What to produce => Look through the records below and state how many lines carry the string "ligand", adding nothing.

Page content transcription data =>
=== Begin Enclosure ===

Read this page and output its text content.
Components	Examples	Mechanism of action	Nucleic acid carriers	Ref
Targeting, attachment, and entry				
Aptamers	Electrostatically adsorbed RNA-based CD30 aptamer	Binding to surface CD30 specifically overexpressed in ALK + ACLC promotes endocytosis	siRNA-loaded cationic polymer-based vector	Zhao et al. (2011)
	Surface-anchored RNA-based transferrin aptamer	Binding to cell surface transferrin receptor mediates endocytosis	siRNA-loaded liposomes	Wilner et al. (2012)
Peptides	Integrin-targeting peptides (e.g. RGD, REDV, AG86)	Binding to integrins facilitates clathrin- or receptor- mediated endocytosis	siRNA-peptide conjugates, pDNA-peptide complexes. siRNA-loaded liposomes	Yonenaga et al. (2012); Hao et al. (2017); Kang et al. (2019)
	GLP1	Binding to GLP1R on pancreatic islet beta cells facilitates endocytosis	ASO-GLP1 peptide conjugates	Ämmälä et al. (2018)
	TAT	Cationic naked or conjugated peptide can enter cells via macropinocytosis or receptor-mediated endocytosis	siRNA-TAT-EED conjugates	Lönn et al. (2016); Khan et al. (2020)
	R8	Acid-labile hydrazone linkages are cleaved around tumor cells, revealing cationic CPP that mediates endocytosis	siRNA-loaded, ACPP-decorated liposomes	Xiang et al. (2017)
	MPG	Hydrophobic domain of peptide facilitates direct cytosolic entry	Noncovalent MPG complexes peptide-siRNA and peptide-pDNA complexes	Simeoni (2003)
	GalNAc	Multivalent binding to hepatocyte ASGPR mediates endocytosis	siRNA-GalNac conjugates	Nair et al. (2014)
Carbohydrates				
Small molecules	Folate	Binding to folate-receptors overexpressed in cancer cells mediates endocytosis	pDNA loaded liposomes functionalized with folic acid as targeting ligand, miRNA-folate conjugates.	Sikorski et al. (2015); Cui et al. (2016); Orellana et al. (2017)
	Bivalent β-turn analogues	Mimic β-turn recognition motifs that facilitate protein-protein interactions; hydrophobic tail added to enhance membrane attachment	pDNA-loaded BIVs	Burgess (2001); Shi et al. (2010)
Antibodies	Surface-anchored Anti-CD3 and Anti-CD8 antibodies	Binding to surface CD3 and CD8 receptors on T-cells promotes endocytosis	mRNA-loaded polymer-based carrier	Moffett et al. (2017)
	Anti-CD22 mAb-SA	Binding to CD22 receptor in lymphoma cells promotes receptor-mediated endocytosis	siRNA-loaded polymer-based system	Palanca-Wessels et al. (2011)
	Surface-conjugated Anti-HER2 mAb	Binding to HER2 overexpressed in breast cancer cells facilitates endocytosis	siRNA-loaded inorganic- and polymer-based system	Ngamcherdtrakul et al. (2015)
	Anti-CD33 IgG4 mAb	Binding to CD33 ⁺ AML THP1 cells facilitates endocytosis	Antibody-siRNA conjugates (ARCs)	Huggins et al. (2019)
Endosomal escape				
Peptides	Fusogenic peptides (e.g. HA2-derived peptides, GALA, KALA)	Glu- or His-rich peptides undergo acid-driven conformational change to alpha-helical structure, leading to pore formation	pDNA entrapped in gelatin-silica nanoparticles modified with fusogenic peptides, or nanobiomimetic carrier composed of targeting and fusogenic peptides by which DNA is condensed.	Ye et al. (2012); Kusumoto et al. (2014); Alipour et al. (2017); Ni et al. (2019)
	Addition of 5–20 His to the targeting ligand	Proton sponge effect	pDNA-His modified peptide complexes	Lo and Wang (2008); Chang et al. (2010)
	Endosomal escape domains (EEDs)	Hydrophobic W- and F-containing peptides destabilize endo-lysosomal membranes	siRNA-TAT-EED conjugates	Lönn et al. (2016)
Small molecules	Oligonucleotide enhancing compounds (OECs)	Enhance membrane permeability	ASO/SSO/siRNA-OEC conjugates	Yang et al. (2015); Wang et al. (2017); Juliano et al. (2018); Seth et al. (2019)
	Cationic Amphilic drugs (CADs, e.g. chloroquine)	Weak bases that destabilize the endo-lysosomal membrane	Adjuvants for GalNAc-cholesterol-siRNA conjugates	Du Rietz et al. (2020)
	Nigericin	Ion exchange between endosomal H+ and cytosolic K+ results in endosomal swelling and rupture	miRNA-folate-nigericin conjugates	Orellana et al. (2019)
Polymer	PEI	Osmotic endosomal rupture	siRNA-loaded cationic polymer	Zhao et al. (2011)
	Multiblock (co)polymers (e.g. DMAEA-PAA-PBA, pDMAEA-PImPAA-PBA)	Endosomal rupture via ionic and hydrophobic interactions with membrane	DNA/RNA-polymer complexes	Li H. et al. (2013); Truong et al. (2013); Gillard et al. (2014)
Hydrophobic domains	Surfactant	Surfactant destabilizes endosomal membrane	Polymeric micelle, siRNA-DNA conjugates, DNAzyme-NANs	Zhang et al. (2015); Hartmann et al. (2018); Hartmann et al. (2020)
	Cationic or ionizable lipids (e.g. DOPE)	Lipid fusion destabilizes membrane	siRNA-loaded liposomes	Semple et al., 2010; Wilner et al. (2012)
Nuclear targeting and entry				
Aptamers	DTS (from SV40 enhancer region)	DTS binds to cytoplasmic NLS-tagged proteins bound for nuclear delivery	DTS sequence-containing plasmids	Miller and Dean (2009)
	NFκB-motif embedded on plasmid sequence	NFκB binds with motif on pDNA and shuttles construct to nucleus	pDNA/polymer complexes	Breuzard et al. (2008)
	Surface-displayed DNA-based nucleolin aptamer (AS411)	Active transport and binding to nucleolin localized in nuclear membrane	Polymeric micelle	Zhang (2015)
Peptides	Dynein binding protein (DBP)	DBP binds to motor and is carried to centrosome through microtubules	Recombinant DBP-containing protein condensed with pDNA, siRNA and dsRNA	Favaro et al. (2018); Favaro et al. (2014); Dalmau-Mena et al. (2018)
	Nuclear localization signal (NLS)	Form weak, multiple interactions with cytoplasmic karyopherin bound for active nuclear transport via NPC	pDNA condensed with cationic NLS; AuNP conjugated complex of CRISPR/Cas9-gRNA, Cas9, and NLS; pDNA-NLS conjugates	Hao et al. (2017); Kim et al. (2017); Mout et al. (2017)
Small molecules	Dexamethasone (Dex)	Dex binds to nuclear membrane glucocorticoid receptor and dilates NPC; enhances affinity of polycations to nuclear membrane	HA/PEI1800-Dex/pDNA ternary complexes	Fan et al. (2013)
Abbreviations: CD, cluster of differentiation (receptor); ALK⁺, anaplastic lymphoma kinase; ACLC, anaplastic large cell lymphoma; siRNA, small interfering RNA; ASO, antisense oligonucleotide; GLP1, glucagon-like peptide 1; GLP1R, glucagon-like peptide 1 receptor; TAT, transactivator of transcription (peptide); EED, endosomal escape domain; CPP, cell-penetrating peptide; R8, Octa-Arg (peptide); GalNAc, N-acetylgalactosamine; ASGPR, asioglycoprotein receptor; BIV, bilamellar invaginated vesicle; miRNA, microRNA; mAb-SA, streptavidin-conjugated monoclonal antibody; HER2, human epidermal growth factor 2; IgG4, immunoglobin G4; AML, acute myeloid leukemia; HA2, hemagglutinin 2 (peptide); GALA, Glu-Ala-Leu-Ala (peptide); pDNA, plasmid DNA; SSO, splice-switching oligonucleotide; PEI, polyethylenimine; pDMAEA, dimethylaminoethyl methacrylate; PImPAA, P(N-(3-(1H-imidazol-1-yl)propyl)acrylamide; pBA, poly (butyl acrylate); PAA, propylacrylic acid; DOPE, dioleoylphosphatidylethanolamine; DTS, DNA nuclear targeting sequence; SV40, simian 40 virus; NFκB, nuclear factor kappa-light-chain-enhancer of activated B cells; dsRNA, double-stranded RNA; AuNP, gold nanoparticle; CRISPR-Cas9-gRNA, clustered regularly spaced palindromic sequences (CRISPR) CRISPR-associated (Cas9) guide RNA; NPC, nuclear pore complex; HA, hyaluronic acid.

=== End Enclosure ===

Answer to this problem => 2